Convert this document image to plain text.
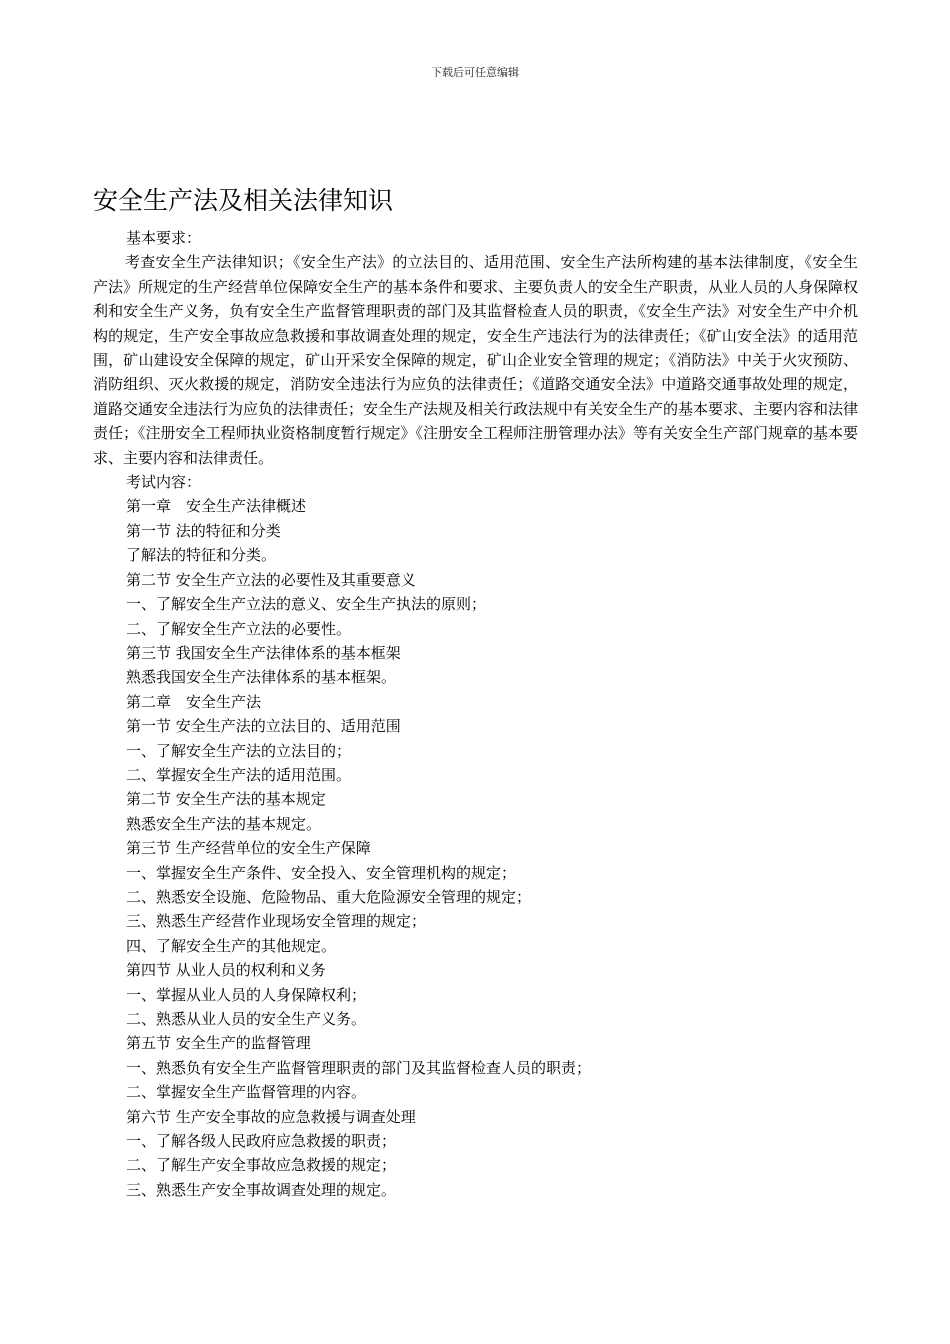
下载后可任意编辑
安全生产法及相关法律知识

基本要求：

考查安全生产法律知识；《安全生产法》的立法目的、适用范围、安全生产法所构建的基本法律制度，《安全生产法》所规定的生产经营单位保障安全生产的基本条件和要求、主要负责人的安全生产职责，从业人员的人身保障权利和安全生产义务，负有安全生产监督管理职责的部门及其监督检查人员的职责，《安全生产法》对安全生产中介机构的规定，生产安全事故应急救援和事故调查处理的规定，安全生产违法行为的法律责任；《矿山安全法》的适用范围，矿山建设安全保障的规定，矿山开采安全保障的规定，矿山企业安全管理的规定；《消防法》中关于火灾预防、消防组织、灭火救援的规定，消防安全违法行为应负的法律责任；《道路交通安全法》中道路交通事故处理的规定，道路交通安全违法行为应负的法律责任；安全生产法规及相关行政法规中有关安全生产的基本要求、主要内容和法律责任；《注册安全工程师执业资格制度暂行规定》《注册安全工程师注册管理办法》等有关安全生产部门规章的基本要求、主要内容和法律责任。

考试内容：

第一章　安全生产法律概述

第一节 法的特征和分类

了解法的特征和分类。

第二节 安全生产立法的必要性及其重要意义

一、了解安全生产立法的意义、安全生产执法的原则；

二、了解安全生产立法的必要性。

第三节 我国安全生产法律体系的基本框架

熟悉我国安全生产法律体系的基本框架。

第二章　安全生产法

第一节 安全生产法的立法目的、适用范围

一、了解安全生产法的立法目的；

二、掌握安全生产法的适用范围。

第二节 安全生产法的基本规定

熟悉安全生产法的基本规定。

第三节 生产经营单位的安全生产保障

一、掌握安全生产条件、安全投入、安全管理机构的规定；

二、熟悉安全设施、危险物品、重大危险源安全管理的规定；

三、熟悉生产经营作业现场安全管理的规定；

四、了解安全生产的其他规定。

第四节 从业人员的权利和义务

一、掌握从业人员的人身保障权利；

二、熟悉从业人员的安全生产义务。

第五节 安全生产的监督管理

一、熟悉负有安全生产监督管理职责的部门及其监督检查人员的职责；

二、掌握安全生产监督管理的内容。

第六节 生产安全事故的应急救援与调查处理

一、了解各级人民政府应急救援的职责；

二、了解生产安全事故应急救援的规定；

三、熟悉生产安全事故调查处理的规定。
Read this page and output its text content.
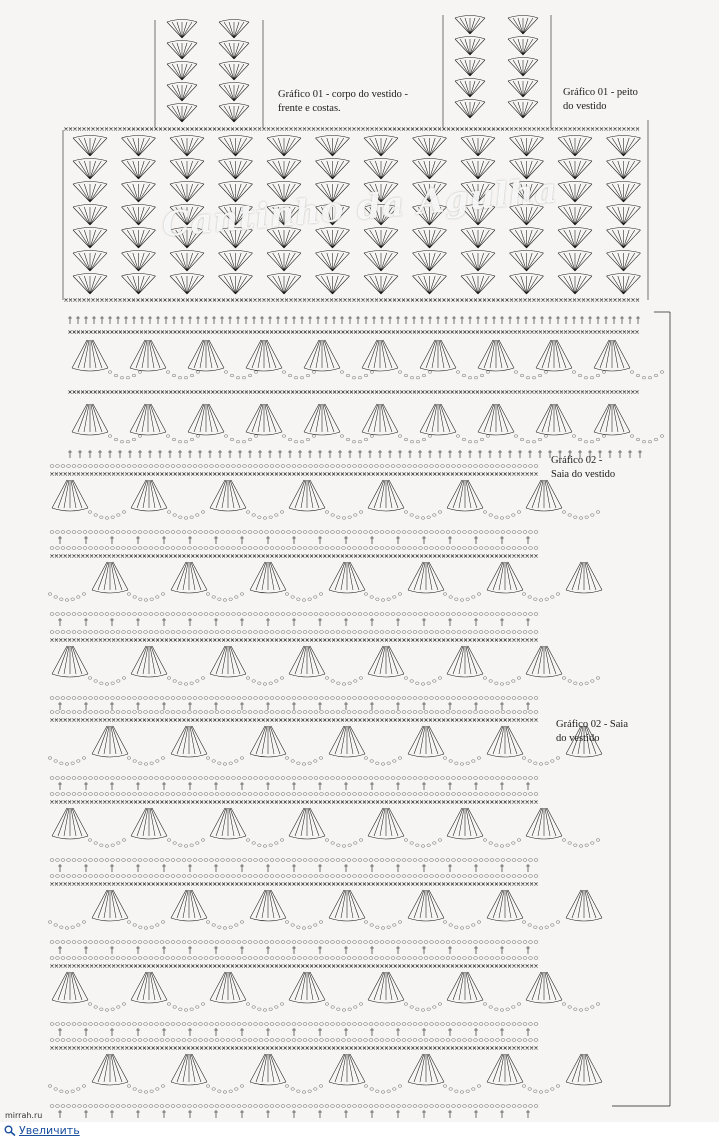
Cantinho da Agulha
Gráfico 01 - corpo do vestido -
frente e costas.
Gráfico 01 - peito
do vestido
Gráfico 02 -
Saia do vestido
Gráfico 02 - Saia
do vestido
mirrah.ru
Увеличить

▬▬▬▬▬▬

Task description: Quote verbatim the final run of lines in the material above, from the line that contains "Read this page and output its text content." through the very last line, excluding any pictures.

Exercise response:
Read this page and output its text content.
Cantinho da Agulha
Gráfico 01 - corpo do vestido -
frente e costas.
Gráfico 01 - peito
do vestido
Gráfico 02 -
Saia do vestido
Gráfico 02 - Saia
do vestido
mirrah.ru
Увеличить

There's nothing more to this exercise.